- _Text segment_
::::

When we opposed the filing of their late amicus brief, the MML and MTA asked the court to find our opposition to their motion for a late filing – something that was clearly their own fault – to be “vexatious.” A vexatious finding could have subjected my attorney and me to disciplinary action (that could include actual or punitive damages). The court of appeals gave the MML’s and MTA’s asinine request for a vexatious finding all the attention it deserved – by ignoring the request entirely.

The amicus brief filed by the MML and MTA in the Michigan Supreme Court is no different. This time, the MML and MTA claimed that my attorney made a “gross misstatement,” and was “selective,” “misleading,” “more than disingenuous or sloppy,” which practice “should not be tolerated by the court.”

O.M.G.! O.M.G.! O.M.G.! What on earth did my lawyer do that was so terrible that the MML and MTA wasted precious words discussing it in a brief that was supposed to be dedicated to helping the Michigan Supreme Court make a decision involving transparency law for the entire state?

Honestly, I’m not quite sure. The sentence that the MML and MTA found worthy of so many adjectives is at page 12 of my brief, where my attorney made the following statement: “Public record” includes “records of public officials and employees.” He then proceeded to not-so-cleverly hide the source for that statement by not only citing to the case but also providing the exact page number from where the reference was taken. Shocking, right? 🙄

I’m going to reproduce what the MML and MTA said about the case quotation at page 15-16 of their amicus, and please feel free to look it up for yourself. I’m going to capitalize what they have bolded, and I’m going to omit the case/opinion citations because they aren’t relevant to what they seem to think is their oh-so-very-important point:

“Under the FOIA, a public record includes any writing that is owned, used, retained, or possessed by a public body in the performance of an official function, from the time the writing is created. M.C.L. § 15.232(c); WHILE THE TERM “PUBLIC RECORD” DOES NOT INCLUDE RECORDS NEITHER CREATED NOR OBTAINED BY A PUBLIC BODY [I’m excluding their case/opinion citations], IT DOES INCLUDE EXPENSE RECORDS OF PUBLIC OFFICIALS AND EMPLOYEES [I’m excluding their case citation and reference to omitted footnotes].”

::::

- _Data excerpts_
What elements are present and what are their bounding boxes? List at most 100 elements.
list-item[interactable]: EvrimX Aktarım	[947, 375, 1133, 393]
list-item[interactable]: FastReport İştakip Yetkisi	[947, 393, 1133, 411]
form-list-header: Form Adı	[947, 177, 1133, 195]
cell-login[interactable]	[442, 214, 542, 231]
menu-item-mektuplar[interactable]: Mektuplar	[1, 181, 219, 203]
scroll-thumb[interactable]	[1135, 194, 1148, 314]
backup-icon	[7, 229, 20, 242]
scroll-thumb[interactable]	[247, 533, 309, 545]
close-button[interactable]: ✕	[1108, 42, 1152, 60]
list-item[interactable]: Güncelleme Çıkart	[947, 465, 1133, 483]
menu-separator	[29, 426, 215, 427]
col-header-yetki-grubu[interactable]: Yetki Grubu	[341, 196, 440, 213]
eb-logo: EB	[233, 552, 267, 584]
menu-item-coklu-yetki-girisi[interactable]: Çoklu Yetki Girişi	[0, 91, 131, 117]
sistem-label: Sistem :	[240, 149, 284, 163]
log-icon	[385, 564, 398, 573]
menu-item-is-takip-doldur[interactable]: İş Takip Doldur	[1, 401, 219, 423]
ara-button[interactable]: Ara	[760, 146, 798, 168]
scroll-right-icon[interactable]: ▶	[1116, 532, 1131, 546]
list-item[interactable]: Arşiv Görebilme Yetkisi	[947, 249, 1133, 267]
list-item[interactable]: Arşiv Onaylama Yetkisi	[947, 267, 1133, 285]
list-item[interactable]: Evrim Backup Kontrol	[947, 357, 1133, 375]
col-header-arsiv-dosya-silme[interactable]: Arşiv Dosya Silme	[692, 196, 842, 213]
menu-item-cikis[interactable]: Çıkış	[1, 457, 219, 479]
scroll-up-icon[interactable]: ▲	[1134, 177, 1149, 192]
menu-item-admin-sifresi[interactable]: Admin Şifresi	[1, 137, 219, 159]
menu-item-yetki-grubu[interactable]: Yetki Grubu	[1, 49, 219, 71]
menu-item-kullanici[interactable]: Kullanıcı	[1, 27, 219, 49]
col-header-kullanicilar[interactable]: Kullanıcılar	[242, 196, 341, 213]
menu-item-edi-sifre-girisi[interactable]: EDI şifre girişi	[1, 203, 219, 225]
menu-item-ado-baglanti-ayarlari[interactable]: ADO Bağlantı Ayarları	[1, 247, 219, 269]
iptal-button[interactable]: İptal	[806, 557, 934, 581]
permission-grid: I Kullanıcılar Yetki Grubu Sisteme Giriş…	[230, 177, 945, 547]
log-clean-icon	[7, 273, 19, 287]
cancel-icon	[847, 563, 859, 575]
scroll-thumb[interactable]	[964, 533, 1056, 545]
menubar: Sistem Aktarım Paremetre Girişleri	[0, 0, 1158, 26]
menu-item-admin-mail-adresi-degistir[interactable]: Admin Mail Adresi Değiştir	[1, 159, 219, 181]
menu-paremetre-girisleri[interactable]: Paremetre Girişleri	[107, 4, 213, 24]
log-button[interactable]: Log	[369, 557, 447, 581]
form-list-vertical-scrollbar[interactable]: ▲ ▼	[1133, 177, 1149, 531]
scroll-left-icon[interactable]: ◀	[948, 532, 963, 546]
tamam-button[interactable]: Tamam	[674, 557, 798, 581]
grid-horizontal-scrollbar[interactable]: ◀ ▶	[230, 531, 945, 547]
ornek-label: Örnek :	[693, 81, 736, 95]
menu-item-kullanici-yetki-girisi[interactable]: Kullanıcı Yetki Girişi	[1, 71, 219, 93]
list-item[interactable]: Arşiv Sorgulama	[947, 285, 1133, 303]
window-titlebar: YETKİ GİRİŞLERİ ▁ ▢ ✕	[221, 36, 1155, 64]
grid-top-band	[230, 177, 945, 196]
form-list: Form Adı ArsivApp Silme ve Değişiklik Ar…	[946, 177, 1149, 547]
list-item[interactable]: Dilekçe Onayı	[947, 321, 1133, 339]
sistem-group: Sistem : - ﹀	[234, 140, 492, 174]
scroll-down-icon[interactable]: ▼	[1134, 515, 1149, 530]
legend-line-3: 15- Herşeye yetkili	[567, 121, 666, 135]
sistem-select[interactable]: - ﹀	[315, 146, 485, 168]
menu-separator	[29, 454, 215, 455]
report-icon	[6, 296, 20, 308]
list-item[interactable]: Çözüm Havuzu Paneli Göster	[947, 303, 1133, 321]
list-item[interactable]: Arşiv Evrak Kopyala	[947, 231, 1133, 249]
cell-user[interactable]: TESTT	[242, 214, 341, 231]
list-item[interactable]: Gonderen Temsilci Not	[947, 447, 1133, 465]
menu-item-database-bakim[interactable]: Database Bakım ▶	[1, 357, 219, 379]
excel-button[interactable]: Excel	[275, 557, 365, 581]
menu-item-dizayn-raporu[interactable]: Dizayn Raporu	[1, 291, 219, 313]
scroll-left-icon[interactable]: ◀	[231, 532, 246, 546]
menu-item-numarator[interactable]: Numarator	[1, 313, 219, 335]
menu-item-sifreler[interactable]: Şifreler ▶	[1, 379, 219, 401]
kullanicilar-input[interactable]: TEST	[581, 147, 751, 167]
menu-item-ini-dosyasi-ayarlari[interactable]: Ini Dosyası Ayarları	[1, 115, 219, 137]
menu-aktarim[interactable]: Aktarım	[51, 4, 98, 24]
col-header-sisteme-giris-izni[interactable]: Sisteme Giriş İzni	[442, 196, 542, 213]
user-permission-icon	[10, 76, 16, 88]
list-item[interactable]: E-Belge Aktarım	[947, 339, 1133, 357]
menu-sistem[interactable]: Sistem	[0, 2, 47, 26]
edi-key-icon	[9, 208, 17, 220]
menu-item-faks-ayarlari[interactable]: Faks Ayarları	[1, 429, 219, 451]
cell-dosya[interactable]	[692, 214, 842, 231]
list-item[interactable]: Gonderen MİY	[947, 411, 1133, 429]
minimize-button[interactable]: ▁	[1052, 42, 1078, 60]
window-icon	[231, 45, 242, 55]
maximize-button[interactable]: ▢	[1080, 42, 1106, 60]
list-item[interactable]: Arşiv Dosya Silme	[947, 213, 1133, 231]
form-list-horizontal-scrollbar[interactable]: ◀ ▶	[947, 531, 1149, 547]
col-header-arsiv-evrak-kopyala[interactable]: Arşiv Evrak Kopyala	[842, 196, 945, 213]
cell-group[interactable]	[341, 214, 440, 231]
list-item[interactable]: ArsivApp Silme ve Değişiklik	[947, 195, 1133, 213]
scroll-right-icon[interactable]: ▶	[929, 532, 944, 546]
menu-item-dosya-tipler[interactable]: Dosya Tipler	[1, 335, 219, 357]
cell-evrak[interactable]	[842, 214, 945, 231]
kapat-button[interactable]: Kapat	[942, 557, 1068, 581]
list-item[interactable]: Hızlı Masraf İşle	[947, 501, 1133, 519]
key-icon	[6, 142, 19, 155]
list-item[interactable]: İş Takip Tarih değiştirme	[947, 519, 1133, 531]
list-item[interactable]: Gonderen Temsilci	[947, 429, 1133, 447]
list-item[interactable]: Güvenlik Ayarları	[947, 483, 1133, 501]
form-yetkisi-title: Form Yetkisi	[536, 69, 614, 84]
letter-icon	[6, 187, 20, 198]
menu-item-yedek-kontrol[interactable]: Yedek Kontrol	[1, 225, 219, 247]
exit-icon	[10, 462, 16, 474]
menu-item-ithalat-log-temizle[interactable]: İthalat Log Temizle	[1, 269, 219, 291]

::::

- _Set task_
Repeat word for word the part of the amicus brief post above starting at "O.M.G.! O.M.G.! O.M.G.!" and ending at "the entire state?".

- _The answer_
O.M.G.! O.M.G.! O.M.G.! What on earth did my lawyer do that was so terrible that the MML and MTA wasted precious words discussing it in a brief that was supposed to be dedicated to helping the Michigan Supreme Court make a decision involving transparency law for the entire state?